## EXCERPTED DATA
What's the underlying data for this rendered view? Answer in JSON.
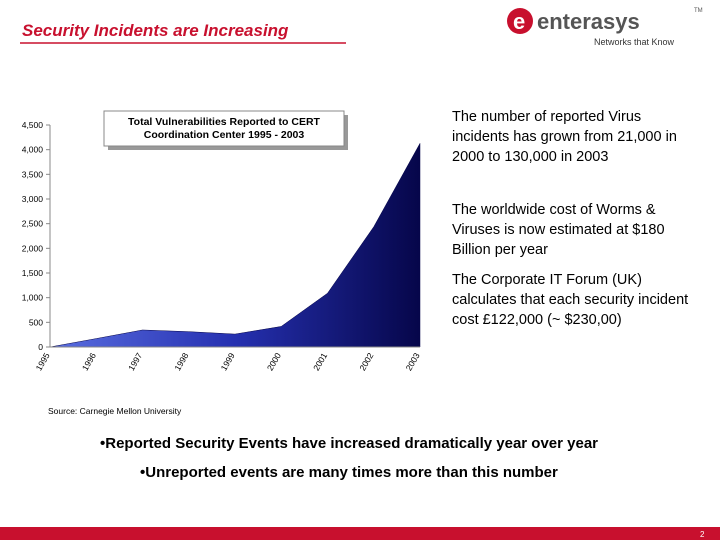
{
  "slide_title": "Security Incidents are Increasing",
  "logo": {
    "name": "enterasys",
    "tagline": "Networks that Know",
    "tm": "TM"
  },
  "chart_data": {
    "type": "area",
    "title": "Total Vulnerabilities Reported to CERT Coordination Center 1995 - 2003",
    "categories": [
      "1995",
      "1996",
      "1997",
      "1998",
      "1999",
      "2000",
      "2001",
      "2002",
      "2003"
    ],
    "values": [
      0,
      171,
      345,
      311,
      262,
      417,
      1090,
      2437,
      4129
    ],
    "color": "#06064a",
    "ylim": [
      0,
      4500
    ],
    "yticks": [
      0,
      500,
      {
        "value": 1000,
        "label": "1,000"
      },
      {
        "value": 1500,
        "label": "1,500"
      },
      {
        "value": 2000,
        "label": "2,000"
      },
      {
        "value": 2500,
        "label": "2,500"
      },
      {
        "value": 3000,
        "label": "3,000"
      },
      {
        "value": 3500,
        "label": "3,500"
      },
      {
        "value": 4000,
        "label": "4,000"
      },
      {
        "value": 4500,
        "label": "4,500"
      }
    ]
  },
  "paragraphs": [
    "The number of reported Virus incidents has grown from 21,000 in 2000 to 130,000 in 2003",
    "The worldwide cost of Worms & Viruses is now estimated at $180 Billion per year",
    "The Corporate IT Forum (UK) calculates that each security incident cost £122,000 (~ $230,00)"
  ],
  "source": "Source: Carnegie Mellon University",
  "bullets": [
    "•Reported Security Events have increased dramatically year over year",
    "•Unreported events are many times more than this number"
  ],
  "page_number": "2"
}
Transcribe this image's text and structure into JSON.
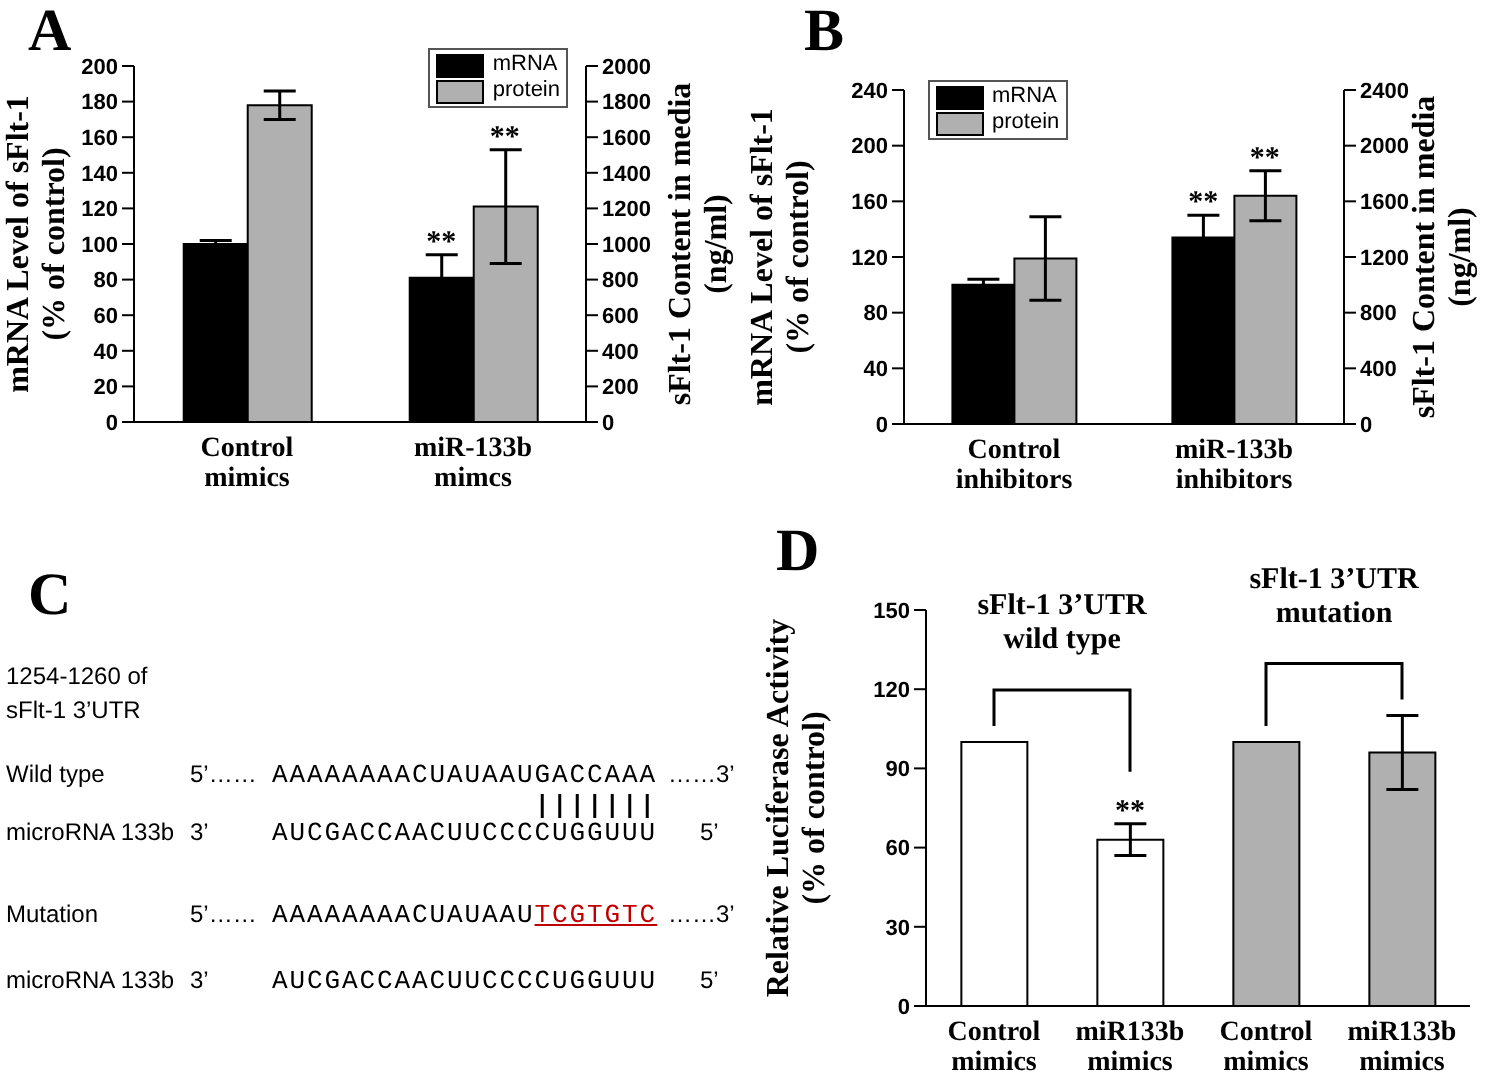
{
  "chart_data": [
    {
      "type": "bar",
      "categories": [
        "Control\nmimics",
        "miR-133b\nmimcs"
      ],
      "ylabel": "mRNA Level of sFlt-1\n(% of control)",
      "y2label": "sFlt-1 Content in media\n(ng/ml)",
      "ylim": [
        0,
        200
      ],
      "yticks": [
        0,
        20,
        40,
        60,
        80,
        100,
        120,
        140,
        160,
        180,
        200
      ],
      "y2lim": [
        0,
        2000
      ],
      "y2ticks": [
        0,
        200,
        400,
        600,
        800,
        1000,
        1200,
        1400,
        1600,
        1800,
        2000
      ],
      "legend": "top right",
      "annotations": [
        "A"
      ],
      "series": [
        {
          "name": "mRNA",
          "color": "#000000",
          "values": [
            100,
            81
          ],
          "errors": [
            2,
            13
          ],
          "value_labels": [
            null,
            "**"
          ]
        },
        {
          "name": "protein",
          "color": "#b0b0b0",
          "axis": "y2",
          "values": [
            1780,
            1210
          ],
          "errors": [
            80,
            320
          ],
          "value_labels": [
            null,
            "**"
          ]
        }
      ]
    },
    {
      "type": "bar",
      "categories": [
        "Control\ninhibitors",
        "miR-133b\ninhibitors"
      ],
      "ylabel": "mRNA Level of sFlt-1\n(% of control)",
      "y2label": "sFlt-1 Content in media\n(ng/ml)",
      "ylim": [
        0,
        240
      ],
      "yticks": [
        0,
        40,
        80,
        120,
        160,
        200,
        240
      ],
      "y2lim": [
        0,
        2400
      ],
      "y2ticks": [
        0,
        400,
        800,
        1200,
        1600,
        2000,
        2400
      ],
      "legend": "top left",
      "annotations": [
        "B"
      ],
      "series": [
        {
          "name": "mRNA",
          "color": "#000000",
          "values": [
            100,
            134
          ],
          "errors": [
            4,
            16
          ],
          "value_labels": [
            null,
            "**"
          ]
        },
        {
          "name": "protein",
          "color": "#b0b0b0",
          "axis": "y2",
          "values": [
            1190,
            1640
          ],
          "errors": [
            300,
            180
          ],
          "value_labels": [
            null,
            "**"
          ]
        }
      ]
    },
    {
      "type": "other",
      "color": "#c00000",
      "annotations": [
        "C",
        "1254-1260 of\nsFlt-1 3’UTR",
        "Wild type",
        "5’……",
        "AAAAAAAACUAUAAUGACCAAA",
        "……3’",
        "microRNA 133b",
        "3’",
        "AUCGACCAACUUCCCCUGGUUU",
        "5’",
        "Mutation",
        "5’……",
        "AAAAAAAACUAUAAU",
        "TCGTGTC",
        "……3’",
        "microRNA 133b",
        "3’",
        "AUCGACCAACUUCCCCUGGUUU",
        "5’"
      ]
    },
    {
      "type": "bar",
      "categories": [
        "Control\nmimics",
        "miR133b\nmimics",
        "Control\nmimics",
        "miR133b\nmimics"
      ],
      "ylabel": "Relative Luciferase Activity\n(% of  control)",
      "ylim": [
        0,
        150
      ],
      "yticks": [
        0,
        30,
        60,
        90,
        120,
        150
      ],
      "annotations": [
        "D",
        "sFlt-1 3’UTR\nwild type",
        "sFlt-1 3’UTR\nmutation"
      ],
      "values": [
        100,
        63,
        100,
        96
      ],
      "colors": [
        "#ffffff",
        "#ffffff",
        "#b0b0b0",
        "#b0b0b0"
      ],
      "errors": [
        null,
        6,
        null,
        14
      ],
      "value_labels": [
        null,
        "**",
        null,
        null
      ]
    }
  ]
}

## WHAT THE TASK REQUIRES
Pull every line containing the string "type" out of the data above and copy it.

## FINISHED EXERCISE
    "type": "area",
      "type": "bar",
      "type": "bar",
      "type": "other",
        "Wild type",
      "type": "bar",
        "sFlt-1 3’UTR\nwild type",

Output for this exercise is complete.